+++ DATA FOR THIS TASK +++

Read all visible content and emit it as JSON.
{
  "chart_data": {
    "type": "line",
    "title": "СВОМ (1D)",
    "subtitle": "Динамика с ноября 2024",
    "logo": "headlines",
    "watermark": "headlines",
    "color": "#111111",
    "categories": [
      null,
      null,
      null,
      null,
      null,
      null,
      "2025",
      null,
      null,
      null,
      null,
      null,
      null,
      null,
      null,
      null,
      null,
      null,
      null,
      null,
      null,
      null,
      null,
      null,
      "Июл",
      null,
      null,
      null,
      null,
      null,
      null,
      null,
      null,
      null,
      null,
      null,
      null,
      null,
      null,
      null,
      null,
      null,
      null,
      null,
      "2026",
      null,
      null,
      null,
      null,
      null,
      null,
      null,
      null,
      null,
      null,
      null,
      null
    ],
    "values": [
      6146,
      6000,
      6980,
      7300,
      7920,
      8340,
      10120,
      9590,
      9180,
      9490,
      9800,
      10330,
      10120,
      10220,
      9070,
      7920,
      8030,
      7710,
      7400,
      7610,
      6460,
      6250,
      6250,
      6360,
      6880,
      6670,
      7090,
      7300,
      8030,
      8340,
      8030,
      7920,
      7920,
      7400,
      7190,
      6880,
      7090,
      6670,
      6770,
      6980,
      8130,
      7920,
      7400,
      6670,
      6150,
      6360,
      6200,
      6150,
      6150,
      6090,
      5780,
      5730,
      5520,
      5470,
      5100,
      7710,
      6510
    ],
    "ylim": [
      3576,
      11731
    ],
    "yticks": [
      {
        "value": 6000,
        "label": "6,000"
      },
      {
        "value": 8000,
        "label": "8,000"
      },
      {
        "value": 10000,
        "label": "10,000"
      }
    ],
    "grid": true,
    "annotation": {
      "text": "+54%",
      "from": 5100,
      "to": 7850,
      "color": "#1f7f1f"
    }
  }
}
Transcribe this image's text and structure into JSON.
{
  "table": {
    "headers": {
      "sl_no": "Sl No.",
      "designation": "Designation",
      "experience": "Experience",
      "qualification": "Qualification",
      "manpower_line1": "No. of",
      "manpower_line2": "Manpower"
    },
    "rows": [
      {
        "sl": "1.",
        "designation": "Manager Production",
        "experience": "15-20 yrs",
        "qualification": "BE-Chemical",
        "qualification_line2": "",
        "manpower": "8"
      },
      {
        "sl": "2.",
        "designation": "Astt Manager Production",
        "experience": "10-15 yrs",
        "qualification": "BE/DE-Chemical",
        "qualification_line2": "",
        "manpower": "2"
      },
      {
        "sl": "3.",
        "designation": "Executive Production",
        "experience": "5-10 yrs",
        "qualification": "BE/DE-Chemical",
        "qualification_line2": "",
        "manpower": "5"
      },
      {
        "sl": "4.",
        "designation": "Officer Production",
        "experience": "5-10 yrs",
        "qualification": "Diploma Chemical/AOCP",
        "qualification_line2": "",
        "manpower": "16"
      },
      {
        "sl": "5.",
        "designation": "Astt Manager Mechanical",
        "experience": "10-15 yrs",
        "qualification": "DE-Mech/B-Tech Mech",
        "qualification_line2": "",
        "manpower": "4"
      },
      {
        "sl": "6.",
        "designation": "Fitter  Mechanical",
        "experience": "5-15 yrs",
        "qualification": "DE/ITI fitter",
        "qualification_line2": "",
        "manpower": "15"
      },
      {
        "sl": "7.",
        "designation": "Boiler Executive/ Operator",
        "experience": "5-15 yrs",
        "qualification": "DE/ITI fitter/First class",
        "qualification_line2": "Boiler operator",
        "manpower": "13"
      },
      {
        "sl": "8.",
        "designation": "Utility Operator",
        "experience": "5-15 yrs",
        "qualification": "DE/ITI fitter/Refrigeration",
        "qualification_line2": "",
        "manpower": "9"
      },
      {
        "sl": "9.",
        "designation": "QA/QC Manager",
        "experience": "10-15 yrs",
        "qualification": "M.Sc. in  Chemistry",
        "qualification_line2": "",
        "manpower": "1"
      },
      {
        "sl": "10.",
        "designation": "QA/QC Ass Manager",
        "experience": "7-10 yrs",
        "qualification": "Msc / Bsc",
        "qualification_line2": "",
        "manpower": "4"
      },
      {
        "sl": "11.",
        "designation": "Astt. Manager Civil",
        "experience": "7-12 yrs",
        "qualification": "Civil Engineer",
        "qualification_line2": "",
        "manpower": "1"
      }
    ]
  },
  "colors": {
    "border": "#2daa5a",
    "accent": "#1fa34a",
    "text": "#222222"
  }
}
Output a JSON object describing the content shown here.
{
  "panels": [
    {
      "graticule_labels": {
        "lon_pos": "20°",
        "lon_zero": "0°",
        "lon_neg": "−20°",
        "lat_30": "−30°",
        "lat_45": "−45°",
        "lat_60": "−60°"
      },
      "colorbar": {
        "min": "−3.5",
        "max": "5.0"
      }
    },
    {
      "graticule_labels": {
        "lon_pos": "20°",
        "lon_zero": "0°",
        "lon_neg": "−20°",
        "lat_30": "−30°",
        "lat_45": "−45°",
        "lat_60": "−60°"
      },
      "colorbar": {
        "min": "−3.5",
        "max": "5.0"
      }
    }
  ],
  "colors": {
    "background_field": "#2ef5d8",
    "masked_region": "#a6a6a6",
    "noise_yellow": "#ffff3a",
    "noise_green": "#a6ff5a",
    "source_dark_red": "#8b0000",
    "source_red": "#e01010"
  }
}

+++

## EXERCISE
Everything from the line containing "Output a JSON" through the final line of the listing, inclusive, must be reproduced exactly; leave out the rest.

## ANSWER IN FULL
Output a JSON object describing the content shown here.
{
  "panels": [
    {
      "graticule_labels": {
        "lon_pos": "20°",
        "lon_zero": "0°",
        "lon_neg": "−20°",
        "lat_30": "−30°",
        "lat_45": "−45°",
        "lat_60": "−60°"
      },
      "colorbar": {
        "min": "−3.5",
        "max": "5.0"
      }
    },
    {
      "graticule_labels": {
        "lon_pos": "20°",
        "lon_zero": "0°",
        "lon_neg": "−20°",
        "lat_30": "−30°",
        "lat_45": "−45°",
        "lat_60": "−60°"
      },
      "colorbar": {
        "min": "−3.5",
        "max": "5.0"
      }
    }
  ],
  "colors": {
    "background_field": "#2ef5d8",
    "masked_region": "#a6a6a6",
    "noise_yellow": "#ffff3a",
    "noise_green": "#a6ff5a",
    "source_dark_red": "#8b0000",
    "source_red": "#e01010"
  }
}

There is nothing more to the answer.